→ **Task description**: Using the records below, locate all lines containing "Прилавок" and return them.

→ **Supplied data**:
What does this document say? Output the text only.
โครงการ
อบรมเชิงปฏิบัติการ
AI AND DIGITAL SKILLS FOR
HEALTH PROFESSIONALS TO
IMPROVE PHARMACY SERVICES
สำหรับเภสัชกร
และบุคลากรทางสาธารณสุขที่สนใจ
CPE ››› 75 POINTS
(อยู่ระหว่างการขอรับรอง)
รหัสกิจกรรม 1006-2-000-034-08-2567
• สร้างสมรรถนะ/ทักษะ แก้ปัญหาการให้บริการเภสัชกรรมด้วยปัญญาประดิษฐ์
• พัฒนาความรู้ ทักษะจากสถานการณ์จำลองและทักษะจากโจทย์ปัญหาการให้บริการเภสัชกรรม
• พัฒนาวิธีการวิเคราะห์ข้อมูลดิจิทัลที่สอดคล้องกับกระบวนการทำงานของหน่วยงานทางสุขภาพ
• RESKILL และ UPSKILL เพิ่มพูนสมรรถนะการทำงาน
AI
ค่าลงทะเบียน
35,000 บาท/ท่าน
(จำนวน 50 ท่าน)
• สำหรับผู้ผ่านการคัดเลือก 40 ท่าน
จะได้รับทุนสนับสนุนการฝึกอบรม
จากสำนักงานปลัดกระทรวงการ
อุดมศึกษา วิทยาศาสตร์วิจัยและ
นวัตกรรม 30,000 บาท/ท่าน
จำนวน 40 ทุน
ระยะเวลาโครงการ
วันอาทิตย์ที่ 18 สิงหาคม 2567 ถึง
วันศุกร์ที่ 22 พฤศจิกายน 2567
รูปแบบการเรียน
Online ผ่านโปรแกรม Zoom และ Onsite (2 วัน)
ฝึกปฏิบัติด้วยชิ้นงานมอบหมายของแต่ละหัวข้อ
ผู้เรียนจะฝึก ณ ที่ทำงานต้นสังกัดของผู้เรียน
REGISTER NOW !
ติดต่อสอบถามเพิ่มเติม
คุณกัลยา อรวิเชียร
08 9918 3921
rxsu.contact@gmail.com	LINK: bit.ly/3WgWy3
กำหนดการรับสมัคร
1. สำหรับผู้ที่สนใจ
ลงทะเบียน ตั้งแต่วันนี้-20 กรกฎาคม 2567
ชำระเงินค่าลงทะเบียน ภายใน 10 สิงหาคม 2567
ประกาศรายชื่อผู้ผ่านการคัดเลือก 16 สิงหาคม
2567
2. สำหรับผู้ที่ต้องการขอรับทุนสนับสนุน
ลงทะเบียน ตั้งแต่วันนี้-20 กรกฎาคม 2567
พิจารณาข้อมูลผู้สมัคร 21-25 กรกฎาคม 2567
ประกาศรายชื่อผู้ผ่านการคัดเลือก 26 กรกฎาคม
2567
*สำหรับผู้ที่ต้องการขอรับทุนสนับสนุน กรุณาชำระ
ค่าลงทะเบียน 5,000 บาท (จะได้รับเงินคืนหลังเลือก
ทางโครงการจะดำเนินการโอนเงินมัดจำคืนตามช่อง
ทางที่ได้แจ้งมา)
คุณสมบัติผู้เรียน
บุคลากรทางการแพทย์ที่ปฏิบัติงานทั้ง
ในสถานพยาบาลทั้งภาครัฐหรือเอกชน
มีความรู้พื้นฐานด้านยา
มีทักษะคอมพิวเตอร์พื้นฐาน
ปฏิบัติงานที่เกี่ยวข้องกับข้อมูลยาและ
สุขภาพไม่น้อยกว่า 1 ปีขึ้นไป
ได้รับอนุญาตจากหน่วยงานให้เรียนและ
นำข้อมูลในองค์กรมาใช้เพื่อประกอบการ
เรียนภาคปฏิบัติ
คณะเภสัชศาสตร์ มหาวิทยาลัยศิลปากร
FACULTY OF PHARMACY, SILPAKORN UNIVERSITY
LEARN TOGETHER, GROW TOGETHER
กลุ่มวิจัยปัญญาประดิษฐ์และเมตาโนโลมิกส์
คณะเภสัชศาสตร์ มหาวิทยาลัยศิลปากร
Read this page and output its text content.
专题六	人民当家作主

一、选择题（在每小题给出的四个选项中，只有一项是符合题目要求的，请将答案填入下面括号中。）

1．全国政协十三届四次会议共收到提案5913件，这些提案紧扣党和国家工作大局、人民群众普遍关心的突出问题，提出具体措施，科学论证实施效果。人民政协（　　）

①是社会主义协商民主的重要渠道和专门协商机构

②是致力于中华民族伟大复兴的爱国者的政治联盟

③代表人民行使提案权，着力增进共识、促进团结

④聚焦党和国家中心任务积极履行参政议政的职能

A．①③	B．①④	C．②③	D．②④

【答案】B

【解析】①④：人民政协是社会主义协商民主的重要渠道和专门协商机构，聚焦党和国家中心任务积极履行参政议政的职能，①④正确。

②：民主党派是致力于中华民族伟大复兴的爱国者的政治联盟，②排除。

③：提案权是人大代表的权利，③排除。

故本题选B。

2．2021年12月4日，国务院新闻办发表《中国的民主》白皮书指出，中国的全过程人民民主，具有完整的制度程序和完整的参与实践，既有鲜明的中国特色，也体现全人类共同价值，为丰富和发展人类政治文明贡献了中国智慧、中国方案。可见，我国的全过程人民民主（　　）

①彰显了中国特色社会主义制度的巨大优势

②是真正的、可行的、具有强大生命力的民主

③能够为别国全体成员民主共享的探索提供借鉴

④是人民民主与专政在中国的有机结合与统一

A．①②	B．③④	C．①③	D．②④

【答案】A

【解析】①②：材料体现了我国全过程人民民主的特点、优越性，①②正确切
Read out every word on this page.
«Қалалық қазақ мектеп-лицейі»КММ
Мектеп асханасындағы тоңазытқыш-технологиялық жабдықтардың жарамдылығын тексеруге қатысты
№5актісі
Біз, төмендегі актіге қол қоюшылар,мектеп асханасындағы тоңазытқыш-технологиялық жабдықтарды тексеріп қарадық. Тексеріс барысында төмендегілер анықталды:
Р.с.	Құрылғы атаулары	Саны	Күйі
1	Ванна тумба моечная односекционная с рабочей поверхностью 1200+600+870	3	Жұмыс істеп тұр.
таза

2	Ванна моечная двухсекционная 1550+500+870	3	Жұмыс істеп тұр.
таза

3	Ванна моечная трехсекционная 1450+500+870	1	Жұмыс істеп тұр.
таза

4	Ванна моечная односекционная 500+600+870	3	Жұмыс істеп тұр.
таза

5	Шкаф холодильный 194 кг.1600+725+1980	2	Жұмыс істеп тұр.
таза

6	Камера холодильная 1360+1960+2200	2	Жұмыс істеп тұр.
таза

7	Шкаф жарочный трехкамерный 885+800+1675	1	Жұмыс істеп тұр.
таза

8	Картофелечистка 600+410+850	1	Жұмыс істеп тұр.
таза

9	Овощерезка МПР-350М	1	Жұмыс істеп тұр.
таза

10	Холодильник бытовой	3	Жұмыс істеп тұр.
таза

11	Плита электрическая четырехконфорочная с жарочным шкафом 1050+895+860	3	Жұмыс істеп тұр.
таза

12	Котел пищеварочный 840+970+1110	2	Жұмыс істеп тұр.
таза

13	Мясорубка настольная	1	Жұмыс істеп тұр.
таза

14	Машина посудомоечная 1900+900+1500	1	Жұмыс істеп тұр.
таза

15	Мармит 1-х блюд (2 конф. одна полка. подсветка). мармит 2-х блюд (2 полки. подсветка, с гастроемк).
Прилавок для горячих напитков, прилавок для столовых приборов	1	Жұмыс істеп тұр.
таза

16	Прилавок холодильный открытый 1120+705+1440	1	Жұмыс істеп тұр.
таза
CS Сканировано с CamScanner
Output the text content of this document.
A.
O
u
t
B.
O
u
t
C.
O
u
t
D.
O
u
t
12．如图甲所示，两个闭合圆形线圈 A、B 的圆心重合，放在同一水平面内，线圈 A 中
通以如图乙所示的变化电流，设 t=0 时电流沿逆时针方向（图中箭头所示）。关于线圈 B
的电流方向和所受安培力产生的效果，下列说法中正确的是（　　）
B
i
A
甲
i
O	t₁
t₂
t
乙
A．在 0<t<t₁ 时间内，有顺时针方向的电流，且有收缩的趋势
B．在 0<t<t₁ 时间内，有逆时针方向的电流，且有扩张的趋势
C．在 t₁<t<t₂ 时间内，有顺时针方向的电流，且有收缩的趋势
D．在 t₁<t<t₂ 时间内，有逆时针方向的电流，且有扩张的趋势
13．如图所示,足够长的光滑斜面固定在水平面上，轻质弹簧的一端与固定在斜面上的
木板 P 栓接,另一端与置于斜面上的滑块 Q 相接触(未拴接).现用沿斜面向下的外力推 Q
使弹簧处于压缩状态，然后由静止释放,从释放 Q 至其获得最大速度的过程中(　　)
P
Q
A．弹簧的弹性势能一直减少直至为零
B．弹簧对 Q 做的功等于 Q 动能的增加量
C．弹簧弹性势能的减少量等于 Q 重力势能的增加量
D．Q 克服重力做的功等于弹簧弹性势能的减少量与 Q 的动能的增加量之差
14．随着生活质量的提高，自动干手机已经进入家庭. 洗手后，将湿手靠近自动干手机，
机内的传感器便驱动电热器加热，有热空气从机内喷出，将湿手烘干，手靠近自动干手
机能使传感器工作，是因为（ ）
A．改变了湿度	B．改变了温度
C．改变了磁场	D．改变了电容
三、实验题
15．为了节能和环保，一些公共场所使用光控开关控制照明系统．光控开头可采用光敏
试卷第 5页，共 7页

→ **Solution for this problem**:
Прилавок для горячих напитков, прилавок для столовых приборов	1	Жұмыс істеп тұр.
16	Прилавок холодильный открытый 1120+705+1440	1	Жұмыс істеп тұр.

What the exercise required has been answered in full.